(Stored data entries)
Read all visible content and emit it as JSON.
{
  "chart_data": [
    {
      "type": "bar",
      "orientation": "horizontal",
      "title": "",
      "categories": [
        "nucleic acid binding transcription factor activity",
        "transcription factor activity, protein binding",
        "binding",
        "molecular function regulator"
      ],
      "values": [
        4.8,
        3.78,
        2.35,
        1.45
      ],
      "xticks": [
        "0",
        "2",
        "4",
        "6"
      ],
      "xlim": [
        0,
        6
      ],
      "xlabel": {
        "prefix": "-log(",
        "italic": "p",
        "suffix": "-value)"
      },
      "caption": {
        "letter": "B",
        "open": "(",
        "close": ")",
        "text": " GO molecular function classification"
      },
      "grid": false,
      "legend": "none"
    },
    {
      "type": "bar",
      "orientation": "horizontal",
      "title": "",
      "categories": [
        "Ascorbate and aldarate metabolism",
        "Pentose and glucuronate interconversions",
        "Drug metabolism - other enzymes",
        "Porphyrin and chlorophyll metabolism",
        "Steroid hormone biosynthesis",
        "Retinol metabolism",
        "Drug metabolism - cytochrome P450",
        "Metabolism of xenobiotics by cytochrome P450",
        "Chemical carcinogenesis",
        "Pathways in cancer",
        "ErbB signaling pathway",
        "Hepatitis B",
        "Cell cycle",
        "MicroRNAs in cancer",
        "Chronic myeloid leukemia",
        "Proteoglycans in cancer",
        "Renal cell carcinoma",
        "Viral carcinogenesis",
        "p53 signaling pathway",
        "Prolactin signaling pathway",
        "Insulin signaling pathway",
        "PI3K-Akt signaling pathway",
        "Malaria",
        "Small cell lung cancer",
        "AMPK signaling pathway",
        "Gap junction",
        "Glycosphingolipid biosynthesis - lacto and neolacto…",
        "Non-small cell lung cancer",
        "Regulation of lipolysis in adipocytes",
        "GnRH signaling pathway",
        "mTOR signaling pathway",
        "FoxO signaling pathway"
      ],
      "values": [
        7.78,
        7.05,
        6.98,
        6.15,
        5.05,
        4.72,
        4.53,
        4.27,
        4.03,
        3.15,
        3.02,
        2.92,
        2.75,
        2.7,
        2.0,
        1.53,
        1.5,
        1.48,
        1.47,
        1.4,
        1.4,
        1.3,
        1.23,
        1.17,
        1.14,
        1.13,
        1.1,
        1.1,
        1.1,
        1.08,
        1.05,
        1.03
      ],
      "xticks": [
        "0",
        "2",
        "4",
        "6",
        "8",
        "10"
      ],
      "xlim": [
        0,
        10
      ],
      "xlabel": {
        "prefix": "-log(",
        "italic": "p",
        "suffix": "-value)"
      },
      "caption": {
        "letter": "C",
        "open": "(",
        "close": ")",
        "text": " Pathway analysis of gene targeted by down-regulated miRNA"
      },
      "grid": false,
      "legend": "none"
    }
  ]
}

■ TASK INSTRUCTIONS ■
The answer must consist of every line from the entries above that contains "cancer".

■ RESPONSE ■
        "Pathways in cancer",
        "MicroRNAs in cancer",
        "Proteoglycans in cancer",
        "Small cell lung cancer",
        "Non-small cell lung cancer",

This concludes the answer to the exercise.